Among the many memories that the superstar’s death brought back for me was of one sultry evening in New York in 1998. Bowie, with his wife Iman at his side, hosted a reception in the studio of American artist Jeff Koons on the corner of Broadway and East Houston Street for the launch of the latest book by bestselling British writer William Boyd. The book told the life story of American Abstract Expressionist artist Nat Tate, who suffered from depression, destroyed 99 per cent of his work, and tragically ended his life by jumping from the Staten Island ferry.
Among guests at the launch were artists Frank Stella and Julian Schnabel, the hip New York novelist Jay McInerney, fellow writers Paul Auster and Siri Hustvedt, dealers, collectors, press and TV, and assorted hangers-on.
Bowie read from the page where Boyd heart-rendingly detailed Tate’s death leap at the age of 31. His body was never found and very little of his work survives. The gathering stopped sipping the whisky provided by the event’s sponsors for a few moments (Bowie at the time only drank water and sent an assistant to get some). The crowd took their eyes off Koons’s colourful, kitsch sculptures of kittens, and listened attentively, then resumed drinking, networking and seeing who could impress most with opinions about Nat Tate’s life and work.

Entries
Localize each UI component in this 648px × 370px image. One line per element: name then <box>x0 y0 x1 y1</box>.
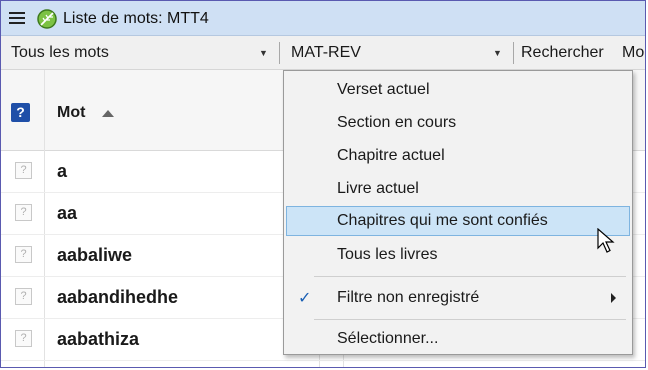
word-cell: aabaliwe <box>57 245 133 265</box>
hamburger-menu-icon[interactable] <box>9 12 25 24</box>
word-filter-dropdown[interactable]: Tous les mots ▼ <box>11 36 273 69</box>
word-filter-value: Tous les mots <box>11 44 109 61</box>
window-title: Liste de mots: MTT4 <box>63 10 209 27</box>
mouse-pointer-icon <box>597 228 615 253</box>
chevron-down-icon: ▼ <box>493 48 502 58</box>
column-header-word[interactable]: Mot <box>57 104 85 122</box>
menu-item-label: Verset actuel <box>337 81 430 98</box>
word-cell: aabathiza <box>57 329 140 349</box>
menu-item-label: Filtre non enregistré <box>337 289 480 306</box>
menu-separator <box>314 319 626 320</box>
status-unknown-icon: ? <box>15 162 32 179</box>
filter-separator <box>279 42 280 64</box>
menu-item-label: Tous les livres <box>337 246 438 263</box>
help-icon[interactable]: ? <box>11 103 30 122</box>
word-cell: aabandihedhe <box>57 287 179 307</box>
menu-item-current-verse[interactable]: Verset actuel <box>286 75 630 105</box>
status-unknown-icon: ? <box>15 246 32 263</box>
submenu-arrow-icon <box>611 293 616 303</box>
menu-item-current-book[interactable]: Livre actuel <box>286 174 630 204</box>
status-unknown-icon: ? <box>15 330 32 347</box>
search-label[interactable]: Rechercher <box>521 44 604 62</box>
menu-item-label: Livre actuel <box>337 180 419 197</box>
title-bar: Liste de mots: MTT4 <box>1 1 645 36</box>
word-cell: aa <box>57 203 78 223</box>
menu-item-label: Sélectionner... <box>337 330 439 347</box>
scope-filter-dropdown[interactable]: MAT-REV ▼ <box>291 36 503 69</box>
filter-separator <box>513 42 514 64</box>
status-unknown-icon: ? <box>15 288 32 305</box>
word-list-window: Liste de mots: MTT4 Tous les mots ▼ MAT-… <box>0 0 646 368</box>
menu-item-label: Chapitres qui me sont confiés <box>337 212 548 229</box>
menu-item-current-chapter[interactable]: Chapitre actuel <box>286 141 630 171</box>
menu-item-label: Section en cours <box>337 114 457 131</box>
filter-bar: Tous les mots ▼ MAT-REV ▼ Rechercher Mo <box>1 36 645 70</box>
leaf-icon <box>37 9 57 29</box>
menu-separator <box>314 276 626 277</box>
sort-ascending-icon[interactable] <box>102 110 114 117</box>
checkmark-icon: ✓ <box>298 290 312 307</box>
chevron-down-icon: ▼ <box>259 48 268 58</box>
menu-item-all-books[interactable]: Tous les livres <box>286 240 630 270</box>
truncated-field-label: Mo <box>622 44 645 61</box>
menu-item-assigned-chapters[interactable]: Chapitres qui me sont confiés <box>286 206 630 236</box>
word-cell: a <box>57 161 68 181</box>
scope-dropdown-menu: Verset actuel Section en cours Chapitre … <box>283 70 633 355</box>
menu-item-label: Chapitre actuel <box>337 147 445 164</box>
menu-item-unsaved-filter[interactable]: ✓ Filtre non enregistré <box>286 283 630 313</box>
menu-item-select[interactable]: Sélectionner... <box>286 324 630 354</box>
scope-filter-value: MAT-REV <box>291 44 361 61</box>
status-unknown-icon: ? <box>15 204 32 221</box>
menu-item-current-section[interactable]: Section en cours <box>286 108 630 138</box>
...
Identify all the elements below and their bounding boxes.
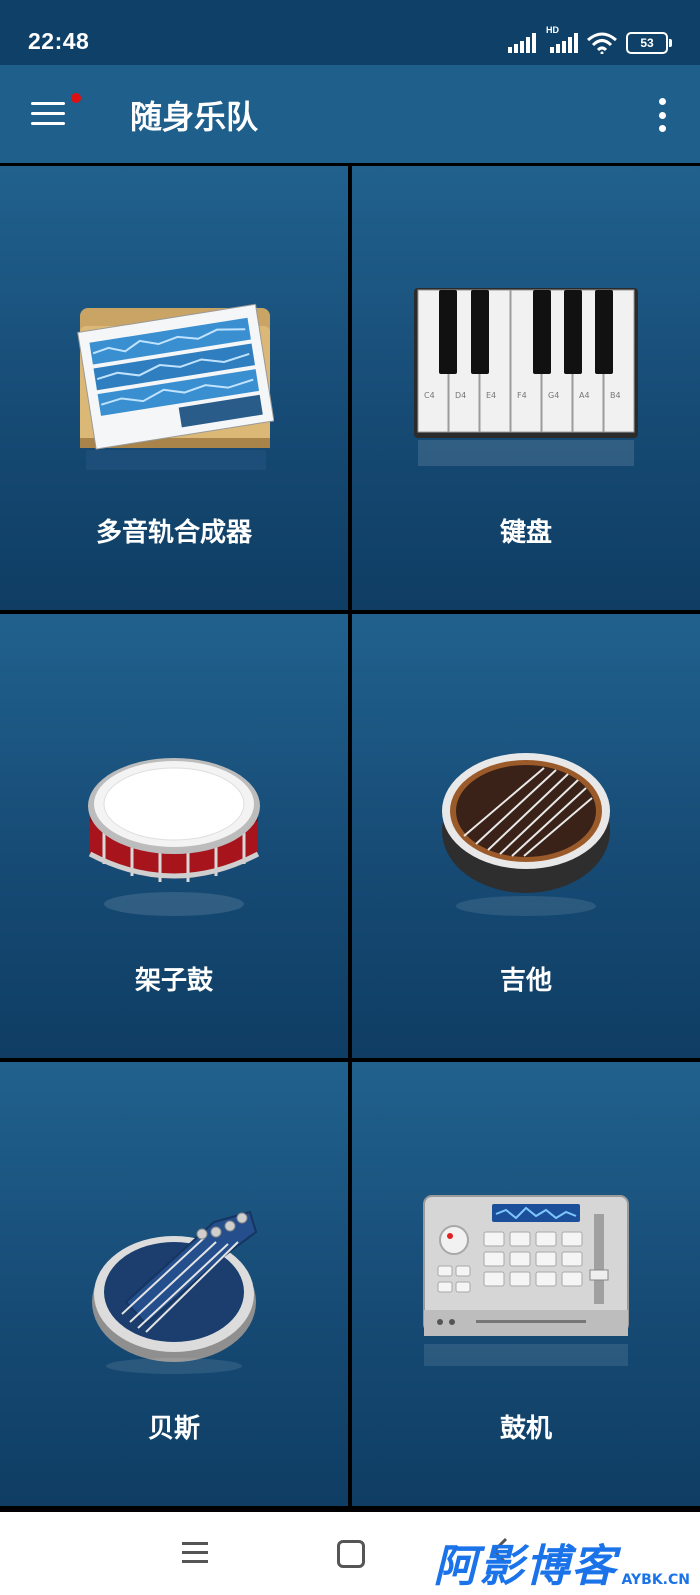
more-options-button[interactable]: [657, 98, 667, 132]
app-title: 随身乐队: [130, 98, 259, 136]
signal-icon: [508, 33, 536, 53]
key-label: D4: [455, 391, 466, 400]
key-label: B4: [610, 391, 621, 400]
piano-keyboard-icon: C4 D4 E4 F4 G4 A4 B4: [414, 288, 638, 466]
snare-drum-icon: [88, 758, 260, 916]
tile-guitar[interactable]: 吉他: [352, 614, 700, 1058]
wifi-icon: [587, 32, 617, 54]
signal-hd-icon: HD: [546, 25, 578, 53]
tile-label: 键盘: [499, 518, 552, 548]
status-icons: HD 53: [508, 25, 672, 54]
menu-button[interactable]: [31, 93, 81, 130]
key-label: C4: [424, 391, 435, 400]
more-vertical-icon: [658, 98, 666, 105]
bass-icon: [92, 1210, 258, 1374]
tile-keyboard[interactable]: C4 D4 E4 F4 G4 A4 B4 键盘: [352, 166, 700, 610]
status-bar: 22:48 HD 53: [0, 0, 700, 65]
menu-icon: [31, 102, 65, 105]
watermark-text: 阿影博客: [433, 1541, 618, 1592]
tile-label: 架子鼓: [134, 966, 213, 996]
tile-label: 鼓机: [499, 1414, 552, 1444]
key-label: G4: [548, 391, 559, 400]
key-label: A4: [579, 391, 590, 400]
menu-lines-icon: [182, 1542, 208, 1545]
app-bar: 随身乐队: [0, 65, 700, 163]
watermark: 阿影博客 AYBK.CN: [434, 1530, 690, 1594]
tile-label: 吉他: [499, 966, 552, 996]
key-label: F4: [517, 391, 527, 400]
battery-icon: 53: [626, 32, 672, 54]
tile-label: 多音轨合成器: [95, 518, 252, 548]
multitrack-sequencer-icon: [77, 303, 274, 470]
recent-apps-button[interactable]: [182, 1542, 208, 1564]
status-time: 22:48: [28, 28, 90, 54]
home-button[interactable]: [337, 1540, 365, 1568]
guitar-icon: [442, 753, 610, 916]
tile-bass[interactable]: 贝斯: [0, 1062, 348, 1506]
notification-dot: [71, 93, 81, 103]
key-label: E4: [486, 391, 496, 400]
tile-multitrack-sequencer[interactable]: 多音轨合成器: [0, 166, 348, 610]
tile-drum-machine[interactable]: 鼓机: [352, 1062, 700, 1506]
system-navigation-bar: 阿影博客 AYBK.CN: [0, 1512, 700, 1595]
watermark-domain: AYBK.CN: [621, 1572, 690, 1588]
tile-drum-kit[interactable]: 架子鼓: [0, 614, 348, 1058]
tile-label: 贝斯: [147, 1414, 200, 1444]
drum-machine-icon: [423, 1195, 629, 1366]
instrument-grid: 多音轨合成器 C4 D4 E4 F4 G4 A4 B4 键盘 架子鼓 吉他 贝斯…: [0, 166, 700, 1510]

Brief 1
In the account of the Nat Tate book launch, swap "New York" for "Manhattan" and give the stretch from "Among the many" through "and assorted hangers-on.".
Brief 2
According to the account of the Nat Tate book launch, what did Bowie drink at the time?
Brief 3
List every person the account of the Nat Tate book launch names as a guest at the launch.

Solution 1
Among the many memories that the superstar’s death brought back for me was of one sultry evening in Manhattan in 1998. Bowie, with his wife Iman at his side, hosted a reception in the studio of American artist Jeff Koons on the corner of Broadway and East Houston Street for the launch of the latest book by bestselling British writer William Boyd. The book told the life story of American Abstract Expressionist artist Nat Tate, who suffered from depression, destroyed 99 per cent of his work, and tragically ended his life by jumping from the Staten Island ferry.
Among guests at the launch were artists Frank Stella and Julian Schnabel, the hip Manhattan novelist Jay McInerney, fellow writers Paul Auster and Siri Hustvedt, dealers, collectors, press and TV, and assorted hangers-on.

Solution 2
Only water.

Solution 3
Frank Stella, Julian Schnabel, Jay McInerney, Paul Auster, Siri Hustvedt